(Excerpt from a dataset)
>>

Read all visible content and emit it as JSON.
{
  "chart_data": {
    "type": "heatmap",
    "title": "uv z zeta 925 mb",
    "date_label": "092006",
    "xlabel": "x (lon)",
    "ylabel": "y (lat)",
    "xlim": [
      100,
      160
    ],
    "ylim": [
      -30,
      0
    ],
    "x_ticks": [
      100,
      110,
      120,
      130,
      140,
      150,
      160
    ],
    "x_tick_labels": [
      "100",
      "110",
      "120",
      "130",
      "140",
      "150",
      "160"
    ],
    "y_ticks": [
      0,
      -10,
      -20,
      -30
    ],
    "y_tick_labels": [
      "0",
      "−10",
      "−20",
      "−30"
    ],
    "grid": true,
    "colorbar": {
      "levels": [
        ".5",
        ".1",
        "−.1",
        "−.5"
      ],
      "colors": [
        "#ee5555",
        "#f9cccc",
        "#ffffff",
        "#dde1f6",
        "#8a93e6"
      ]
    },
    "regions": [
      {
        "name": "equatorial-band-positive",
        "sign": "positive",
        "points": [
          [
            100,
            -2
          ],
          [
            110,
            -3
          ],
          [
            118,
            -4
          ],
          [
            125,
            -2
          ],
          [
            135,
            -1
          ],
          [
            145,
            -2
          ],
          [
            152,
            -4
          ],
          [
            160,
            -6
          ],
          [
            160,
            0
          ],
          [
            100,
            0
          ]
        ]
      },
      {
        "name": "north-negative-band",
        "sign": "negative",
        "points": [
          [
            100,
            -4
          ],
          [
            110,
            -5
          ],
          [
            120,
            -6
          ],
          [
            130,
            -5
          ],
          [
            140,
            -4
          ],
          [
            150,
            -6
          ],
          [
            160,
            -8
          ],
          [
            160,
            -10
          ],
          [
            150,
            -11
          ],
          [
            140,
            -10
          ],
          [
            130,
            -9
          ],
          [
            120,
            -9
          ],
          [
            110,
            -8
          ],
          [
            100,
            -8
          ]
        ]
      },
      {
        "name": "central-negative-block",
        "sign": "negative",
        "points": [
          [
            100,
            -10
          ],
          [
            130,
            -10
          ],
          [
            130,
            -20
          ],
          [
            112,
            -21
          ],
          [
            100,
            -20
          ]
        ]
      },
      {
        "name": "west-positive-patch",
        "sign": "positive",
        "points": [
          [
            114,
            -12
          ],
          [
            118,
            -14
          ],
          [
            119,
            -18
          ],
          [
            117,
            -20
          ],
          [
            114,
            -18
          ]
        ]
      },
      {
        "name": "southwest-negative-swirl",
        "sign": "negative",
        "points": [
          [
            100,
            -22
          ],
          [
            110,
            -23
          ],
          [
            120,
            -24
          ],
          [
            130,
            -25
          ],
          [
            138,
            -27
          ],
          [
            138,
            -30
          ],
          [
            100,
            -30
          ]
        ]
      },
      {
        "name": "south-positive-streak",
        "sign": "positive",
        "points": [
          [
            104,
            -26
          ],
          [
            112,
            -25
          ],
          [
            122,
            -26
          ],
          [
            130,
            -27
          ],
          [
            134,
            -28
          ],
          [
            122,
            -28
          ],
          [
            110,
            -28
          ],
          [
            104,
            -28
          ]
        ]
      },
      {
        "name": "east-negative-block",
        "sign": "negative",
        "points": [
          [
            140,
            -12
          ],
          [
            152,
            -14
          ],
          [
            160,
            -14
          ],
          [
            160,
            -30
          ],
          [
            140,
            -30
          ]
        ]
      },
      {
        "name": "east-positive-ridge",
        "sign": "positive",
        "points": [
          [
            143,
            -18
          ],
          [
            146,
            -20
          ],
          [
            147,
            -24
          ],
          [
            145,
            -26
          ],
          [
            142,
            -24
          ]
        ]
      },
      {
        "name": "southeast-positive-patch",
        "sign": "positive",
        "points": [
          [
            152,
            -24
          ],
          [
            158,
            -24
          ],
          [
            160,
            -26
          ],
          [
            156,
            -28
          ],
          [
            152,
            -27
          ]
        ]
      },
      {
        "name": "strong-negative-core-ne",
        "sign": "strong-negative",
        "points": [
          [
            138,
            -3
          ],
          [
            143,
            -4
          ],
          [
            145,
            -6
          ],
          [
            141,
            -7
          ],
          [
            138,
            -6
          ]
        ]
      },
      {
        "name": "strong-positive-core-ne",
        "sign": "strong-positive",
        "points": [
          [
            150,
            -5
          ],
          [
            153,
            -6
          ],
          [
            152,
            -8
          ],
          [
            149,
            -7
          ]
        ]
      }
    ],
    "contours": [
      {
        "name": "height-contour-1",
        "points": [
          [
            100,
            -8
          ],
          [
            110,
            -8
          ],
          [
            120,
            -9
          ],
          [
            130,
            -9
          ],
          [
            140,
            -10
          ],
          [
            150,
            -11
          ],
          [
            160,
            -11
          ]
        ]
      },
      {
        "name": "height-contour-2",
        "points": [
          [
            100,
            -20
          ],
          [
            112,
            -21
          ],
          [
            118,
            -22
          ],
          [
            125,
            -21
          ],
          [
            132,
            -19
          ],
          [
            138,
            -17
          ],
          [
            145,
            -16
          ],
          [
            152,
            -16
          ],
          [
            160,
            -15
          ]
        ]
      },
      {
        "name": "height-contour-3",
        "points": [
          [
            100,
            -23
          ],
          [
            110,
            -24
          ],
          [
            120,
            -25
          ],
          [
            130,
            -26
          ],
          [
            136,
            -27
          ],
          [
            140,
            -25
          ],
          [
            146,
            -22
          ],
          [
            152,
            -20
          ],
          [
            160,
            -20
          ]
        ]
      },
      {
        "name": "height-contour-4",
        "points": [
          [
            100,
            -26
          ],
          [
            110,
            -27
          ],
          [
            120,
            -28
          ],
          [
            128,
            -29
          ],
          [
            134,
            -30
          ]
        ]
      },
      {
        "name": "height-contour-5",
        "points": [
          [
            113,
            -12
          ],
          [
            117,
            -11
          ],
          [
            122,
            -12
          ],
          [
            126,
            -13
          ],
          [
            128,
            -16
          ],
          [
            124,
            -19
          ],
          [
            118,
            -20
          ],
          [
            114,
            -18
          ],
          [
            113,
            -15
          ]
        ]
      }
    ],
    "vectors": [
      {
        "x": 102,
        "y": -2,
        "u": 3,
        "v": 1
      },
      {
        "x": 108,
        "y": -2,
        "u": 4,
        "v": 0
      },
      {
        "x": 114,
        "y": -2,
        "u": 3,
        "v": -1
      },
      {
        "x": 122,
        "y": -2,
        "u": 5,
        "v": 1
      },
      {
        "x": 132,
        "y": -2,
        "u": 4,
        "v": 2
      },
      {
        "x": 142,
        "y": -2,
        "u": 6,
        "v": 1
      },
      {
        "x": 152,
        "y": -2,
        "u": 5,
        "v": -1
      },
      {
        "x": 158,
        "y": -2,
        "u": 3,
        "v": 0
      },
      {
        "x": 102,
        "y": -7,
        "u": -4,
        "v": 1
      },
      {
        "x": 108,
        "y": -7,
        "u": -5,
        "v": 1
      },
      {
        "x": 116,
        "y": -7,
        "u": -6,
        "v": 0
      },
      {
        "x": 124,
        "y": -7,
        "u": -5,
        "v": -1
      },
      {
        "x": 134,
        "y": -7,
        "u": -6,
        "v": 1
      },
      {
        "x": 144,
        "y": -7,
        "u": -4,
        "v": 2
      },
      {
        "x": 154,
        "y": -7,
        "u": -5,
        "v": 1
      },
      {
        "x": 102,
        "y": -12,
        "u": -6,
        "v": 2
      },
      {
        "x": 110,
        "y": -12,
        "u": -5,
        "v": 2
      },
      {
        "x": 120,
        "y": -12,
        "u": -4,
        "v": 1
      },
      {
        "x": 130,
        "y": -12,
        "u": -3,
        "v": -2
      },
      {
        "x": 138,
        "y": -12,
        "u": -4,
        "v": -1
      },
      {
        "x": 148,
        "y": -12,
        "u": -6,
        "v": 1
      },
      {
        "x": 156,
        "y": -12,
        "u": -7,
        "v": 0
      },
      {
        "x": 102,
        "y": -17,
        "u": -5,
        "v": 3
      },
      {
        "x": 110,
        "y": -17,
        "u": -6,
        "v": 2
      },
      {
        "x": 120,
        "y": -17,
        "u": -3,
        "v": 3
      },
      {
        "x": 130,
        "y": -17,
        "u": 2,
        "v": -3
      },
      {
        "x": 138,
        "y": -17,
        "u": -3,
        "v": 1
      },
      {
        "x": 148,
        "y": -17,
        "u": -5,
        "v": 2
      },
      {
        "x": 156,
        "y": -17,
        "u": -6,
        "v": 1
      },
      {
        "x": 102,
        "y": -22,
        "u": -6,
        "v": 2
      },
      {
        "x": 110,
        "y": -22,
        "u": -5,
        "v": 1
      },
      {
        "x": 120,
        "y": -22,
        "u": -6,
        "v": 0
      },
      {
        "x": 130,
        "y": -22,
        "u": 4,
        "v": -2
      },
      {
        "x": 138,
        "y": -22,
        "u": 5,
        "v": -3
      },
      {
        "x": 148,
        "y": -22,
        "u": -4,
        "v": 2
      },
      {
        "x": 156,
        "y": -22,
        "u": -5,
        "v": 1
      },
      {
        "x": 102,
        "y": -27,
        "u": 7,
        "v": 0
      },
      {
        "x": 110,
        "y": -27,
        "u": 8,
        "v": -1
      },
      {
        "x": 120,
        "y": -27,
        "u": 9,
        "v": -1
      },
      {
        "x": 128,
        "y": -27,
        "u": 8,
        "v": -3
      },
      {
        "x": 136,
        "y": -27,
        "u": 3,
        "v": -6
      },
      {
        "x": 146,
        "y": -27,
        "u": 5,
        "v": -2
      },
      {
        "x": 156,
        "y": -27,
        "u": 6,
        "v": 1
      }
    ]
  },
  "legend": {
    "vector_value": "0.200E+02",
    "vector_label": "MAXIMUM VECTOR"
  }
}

<<

— TASK DIRECTIONS —
Each line containing "core" counts once; state the total number of such lines and nothing else.

— THE RESULT —
2